GOAL — Pictures do not belong in your copy. Repeat all the other data exactly.

Collected data entries:

********

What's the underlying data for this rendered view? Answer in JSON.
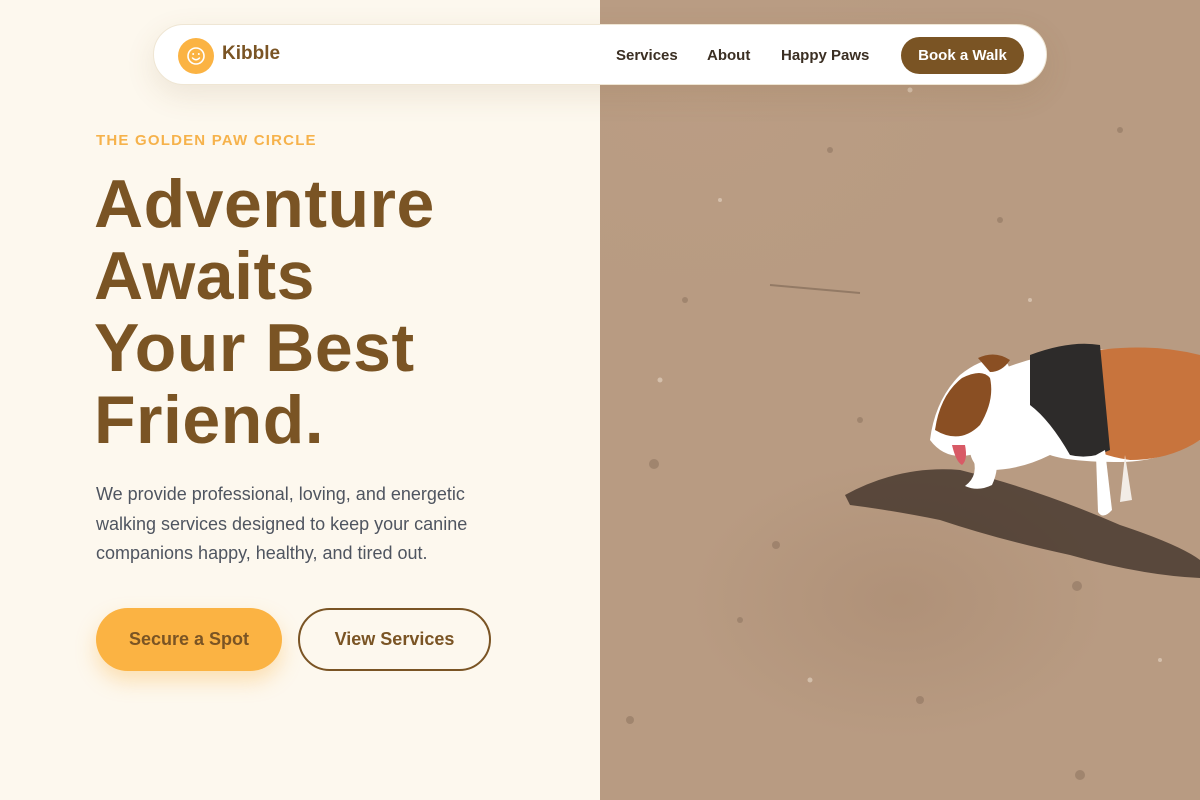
{
  "nav": {
    "brand": "Kibble",
    "logo_icon": "smiley-face-icon",
    "links": [
      "Services",
      "About",
      "Happy Paws"
    ],
    "cta": "Book a Walk"
  },
  "hero": {
    "eyebrow": "THE GOLDEN PAW CIRCLE",
    "headline": [
      "Adventure",
      "Awaits",
      "Your Best",
      "Friend."
    ],
    "description": "We provide professional, loving, and energetic walking services designed to keep your canine companions happy, healthy, and tired out.",
    "primary_button": "Secure a Spot",
    "secondary_button": "View Services"
  },
  "photo": {
    "subject": "dog-walking-photo"
  },
  "colors": {
    "brand_brown": "#7a5424",
    "accent_yellow": "#fbb343",
    "background_cream": "#fdf8ee",
    "body_text": "#4f5560"
  }
}
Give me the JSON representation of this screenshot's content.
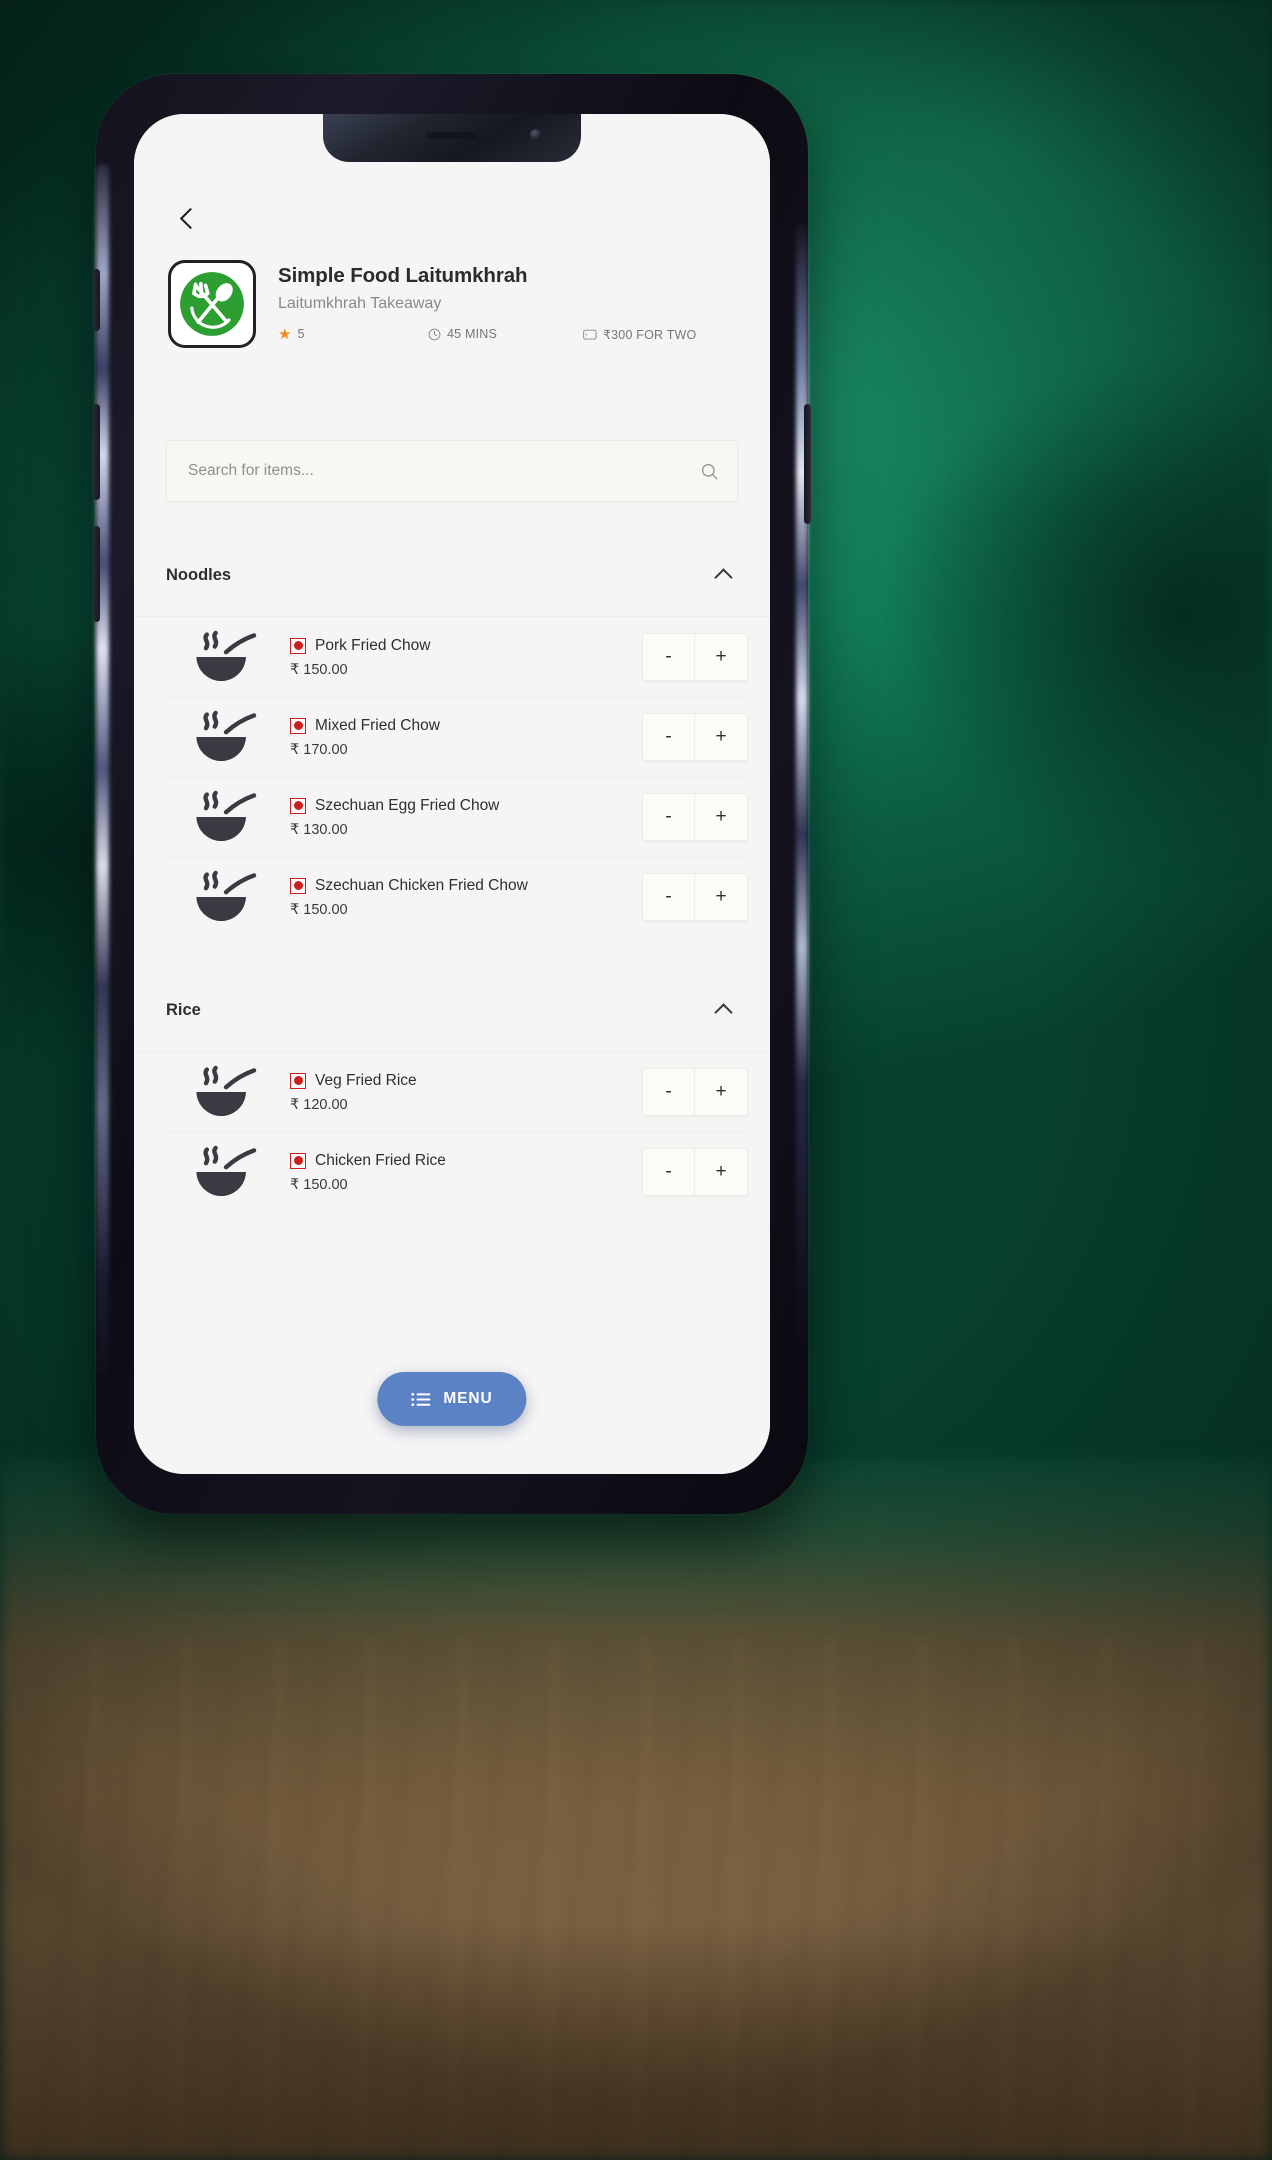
{
  "app": {
    "back_label": "Back",
    "restaurant": {
      "name": "Simple Food Laitumkhrah",
      "subtitle": "Laitumkhrah Takeaway",
      "rating": "5",
      "delivery_time": "45 MINS",
      "cost_for_two": "₹300 FOR TWO"
    },
    "search": {
      "placeholder": "Search for items...",
      "value": ""
    },
    "categories": [
      {
        "title": "Noodles",
        "expanded": true,
        "items": [
          {
            "name": "Pork Fried Chow",
            "price": "₹ 150.00",
            "type": "non-veg",
            "minus": "-",
            "plus": "+"
          },
          {
            "name": "Mixed Fried Chow",
            "price": "₹ 170.00",
            "type": "non-veg",
            "minus": "-",
            "plus": "+"
          },
          {
            "name": "Szechuan Egg Fried Chow",
            "price": "₹ 130.00",
            "type": "non-veg",
            "minus": "-",
            "plus": "+"
          },
          {
            "name": "Szechuan Chicken Fried Chow",
            "price": "₹ 150.00",
            "type": "non-veg",
            "minus": "-",
            "plus": "+"
          }
        ]
      },
      {
        "title": "Rice",
        "expanded": true,
        "items": [
          {
            "name": "Veg Fried Rice",
            "price": "₹ 120.00",
            "type": "non-veg",
            "minus": "-",
            "plus": "+"
          },
          {
            "name": "Chicken Fried Rice",
            "price": "₹ 150.00",
            "type": "non-veg",
            "minus": "-",
            "plus": "+"
          }
        ]
      }
    ],
    "fab": {
      "label": "MENU",
      "color": "#5b82c4"
    },
    "colors": {
      "accent": "#5b82c4",
      "star": "#f08c1a",
      "nonveg": "#cc1e1e",
      "logo_green": "#2d9e31",
      "screen_bg": "#f5f5f5"
    }
  }
}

********

EXERCISE RESPONSE —
What's the underlying data for this rendered view? Answer in JSON.
{
  "nav": {
    "brand": "Kibble",
    "logo_icon": "smiley-face-icon",
    "links": [
      "Services",
      "About",
      "Happy Paws"
    ],
    "cta": "Book a Walk"
  },
  "hero": {
    "eyebrow": "THE GOLDEN PAW CIRCLE",
    "headline": [
      "Adventure",
      "Awaits",
      "Your Best",
      "Friend."
    ],
    "description": "We provide professional, loving, and energetic walking services designed to keep your canine companions happy, healthy, and tired out.",
    "primary_button": "Secure a Spot",
    "secondary_button": "View Services"
  },
  "photo": {
    "subject": "dog-walking-photo"
  },
  "colors": {
    "brand_brown": "#7a5424",
    "accent_yellow": "#fbb343",
    "background_cream": "#fdf8ee",
    "body_text": "#4f5560"
  }
}
Give me the JSON representation of this screenshot's content.
{
  "app": {
    "back_label": "Back",
    "restaurant": {
      "name": "Simple Food Laitumkhrah",
      "subtitle": "Laitumkhrah Takeaway",
      "rating": "5",
      "delivery_time": "45 MINS",
      "cost_for_two": "₹300 FOR TWO"
    },
    "search": {
      "placeholder": "Search for items...",
      "value": ""
    },
    "categories": [
      {
        "title": "Noodles",
        "expanded": true,
        "items": [
          {
            "name": "Pork Fried Chow",
            "price": "₹ 150.00",
            "type": "non-veg",
            "minus": "-",
            "plus": "+"
          },
          {
            "name": "Mixed Fried Chow",
            "price": "₹ 170.00",
            "type": "non-veg",
            "minus": "-",
            "plus": "+"
          },
          {
            "name": "Szechuan Egg Fried Chow",
            "price": "₹ 130.00",
            "type": "non-veg",
            "minus": "-",
            "plus": "+"
          },
          {
            "name": "Szechuan Chicken Fried Chow",
            "price": "₹ 150.00",
            "type": "non-veg",
            "minus": "-",
            "plus": "+"
          }
        ]
      },
      {
        "title": "Rice",
        "expanded": true,
        "items": [
          {
            "name": "Veg Fried Rice",
            "price": "₹ 120.00",
            "type": "non-veg",
            "minus": "-",
            "plus": "+"
          },
          {
            "name": "Chicken Fried Rice",
            "price": "₹ 150.00",
            "type": "non-veg",
            "minus": "-",
            "plus": "+"
          }
        ]
      }
    ],
    "fab": {
      "label": "MENU",
      "color": "#5b82c4"
    },
    "colors": {
      "accent": "#5b82c4",
      "star": "#f08c1a",
      "nonveg": "#cc1e1e",
      "logo_green": "#2d9e31",
      "screen_bg": "#f5f5f5"
    }
  }
}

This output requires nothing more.